What to work on: Please return the items below unchanged, starting with the line that contains "Decompose this screenshot" and continuing through the line that contains "Enumerate the UI", both of those lines included.
-- start Provided entries --
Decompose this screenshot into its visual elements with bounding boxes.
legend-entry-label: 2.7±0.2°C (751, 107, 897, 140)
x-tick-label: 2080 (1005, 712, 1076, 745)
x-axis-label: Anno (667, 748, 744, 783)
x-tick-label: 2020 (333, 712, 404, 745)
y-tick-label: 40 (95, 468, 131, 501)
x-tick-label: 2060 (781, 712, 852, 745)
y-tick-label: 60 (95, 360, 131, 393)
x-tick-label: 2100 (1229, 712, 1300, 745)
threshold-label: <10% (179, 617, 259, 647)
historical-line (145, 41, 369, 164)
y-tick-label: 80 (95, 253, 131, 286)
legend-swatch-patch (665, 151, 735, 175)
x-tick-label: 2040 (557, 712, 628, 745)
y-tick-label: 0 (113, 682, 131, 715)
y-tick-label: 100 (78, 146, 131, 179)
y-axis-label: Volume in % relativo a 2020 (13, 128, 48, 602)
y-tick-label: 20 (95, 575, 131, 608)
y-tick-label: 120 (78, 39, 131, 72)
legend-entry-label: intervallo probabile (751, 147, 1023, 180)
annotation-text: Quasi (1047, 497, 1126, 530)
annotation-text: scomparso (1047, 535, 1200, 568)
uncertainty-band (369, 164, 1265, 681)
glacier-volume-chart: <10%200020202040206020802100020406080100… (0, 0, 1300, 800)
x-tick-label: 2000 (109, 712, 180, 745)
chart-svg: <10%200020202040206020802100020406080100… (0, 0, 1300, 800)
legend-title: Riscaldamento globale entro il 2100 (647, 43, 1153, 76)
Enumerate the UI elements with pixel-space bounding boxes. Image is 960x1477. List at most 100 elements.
-- end Provided entries --
-- start Provided entries --
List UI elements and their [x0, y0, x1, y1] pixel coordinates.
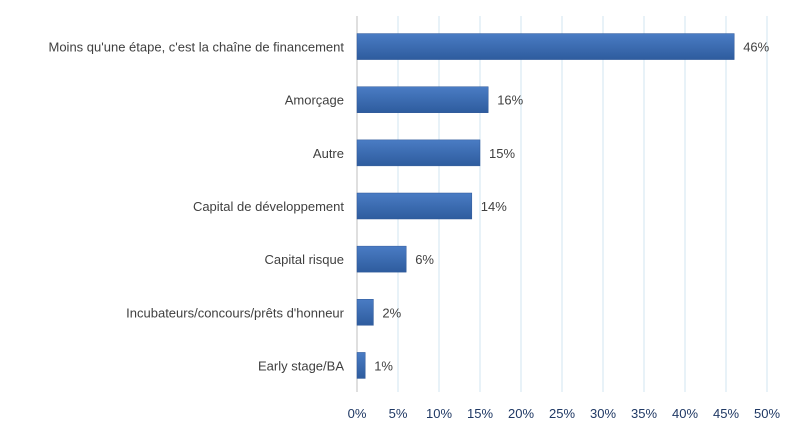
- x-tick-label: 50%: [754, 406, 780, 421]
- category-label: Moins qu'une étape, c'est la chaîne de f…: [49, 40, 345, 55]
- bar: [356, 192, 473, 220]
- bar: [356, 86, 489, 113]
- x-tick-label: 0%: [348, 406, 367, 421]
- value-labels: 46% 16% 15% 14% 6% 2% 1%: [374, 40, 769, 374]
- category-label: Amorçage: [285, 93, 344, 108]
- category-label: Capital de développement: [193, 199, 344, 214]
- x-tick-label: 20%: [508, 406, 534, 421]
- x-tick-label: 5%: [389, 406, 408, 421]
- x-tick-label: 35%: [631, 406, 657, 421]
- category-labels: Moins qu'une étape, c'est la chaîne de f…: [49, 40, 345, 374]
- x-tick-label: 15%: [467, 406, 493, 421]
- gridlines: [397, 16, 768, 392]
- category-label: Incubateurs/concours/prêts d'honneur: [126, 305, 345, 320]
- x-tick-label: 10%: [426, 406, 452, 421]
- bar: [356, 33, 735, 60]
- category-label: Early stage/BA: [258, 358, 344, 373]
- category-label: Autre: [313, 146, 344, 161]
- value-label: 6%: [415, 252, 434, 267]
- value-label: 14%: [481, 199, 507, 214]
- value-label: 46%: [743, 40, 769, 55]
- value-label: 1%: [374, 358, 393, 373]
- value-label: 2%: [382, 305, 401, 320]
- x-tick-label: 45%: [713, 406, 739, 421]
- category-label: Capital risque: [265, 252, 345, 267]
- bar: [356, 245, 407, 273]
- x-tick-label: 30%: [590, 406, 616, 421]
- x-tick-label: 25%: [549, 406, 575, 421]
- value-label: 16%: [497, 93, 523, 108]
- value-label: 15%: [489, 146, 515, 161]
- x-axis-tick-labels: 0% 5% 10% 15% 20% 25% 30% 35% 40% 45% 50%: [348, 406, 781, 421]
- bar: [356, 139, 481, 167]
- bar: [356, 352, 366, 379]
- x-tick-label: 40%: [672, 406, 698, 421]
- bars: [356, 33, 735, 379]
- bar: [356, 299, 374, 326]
-- end Provided entries --
Answer to this task:
Decompose this screenshot into its visual elements with bounding boxes.
legend-entry-label: 2.7±0.2°C (751, 107, 897, 140)
x-tick-label: 2080 (1005, 712, 1076, 745)
x-axis-label: Anno (667, 748, 744, 783)
x-tick-label: 2020 (333, 712, 404, 745)
y-tick-label: 40 (95, 468, 131, 501)
x-tick-label: 2060 (781, 712, 852, 745)
y-tick-label: 60 (95, 360, 131, 393)
x-tick-label: 2100 (1229, 712, 1300, 745)
threshold-label: <10% (179, 617, 259, 647)
historical-line (145, 41, 369, 164)
y-tick-label: 80 (95, 253, 131, 286)
legend-swatch-patch (665, 151, 735, 175)
x-tick-label: 2040 (557, 712, 628, 745)
y-tick-label: 0 (113, 682, 131, 715)
y-tick-label: 100 (78, 146, 131, 179)
y-axis-label: Volume in % relativo a 2020 (13, 128, 48, 602)
y-tick-label: 20 (95, 575, 131, 608)
y-tick-label: 120 (78, 39, 131, 72)
legend-entry-label: intervallo probabile (751, 147, 1023, 180)
annotation-text: Quasi (1047, 497, 1126, 530)
annotation-text: scomparso (1047, 535, 1200, 568)
uncertainty-band (369, 164, 1265, 681)
glacier-volume-chart: <10%200020202040206020802100020406080100… (0, 0, 1300, 800)
x-tick-label: 2000 (109, 712, 180, 745)
chart-svg: <10%200020202040206020802100020406080100… (0, 0, 1300, 800)
legend-title: Riscaldamento globale entro il 2100 (647, 43, 1153, 76)
Enumerate the UI elements with pixel-space bounding boxes. Image is 960x1477. List at most 100 elements.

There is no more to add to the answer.